##### Extract
According to The Intergovernmental Panel on Climate Change (IPCC), "most of the observed increase in globally averaged temperatures since the mid-twentieth century is very likely due to the observed increase in anthropogenic greenhouse gas concentrations," also known as the greenhouse effect. Causes of the greenhouse effect frequently point to CO2 emissions from automobiles, CFC released in aerosol cans and industrial pollution. These claims are supported by climate model projections that suggest that this increased temperature will cause sea levels to rise, increase the intensity and quantity of extreme weather events such as tsunamis, result in glacier loss and varied amounts of precipitation. However there remain many uncertainties about the causes and effects of global warming in the scientific community and this had lead to disagreement about what actions need to be taken, if any at all.
The Kyoto Protocol is aimed at reducing gas emissions and most national governments have supported and ratified this agreement, taking measures to cut back on emissions and seeking alternative energy sources for transportation and renewable energy sources to power communities. Individual nations have initiated their own programs toward this end but many feel that there is little that can be done to reduce or reverse future global warming or what its consequences will be. Larger initiatives seeking alternative energy sources look at wind farms, dam building, solar-powered cities and motion-created energy in sea worms. Because much of the modern world emerged out of a reliance on fossil fuels the change to alternative energy sources is limited and slow because of the readily available fuels and gases.
##########
* What is needed *
Reproduce word for word the stretch of the global warming passage from "The Kyoto Protocol" through "fuels and gases.". The lines that follow the text play no part in this.
##### Supplied information
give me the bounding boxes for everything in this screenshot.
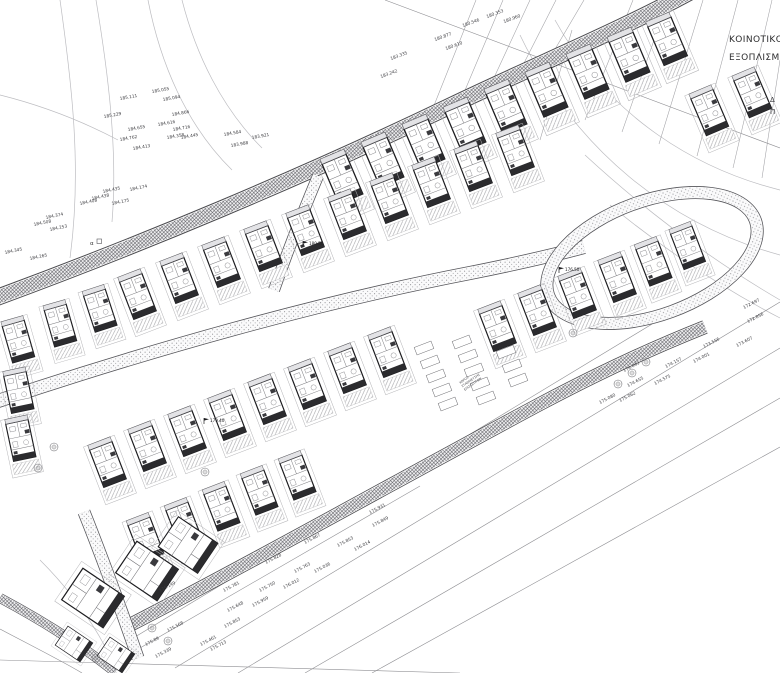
##########
* Solution to this task *
The Kyoto Protocol is aimed at reducing gas emissions and most national governments have supported and ratified this agreement, taking measures to cut back on emissions and seeking alternative energy sources for transportation and renewable energy sources to power communities. Individual nations have initiated their own programs toward this end but many feel that there is little that can be done to reduce or reverse future global warming or what its consequences will be. Larger initiatives seeking alternative energy sources look at wind farms, dam building, solar-powered cities and motion-created energy in sea worms. Because much of the modern world emerged out of a reliance on fossil fuels the change to alternative energy sources is limited and slow because of the readily available fuels and gases.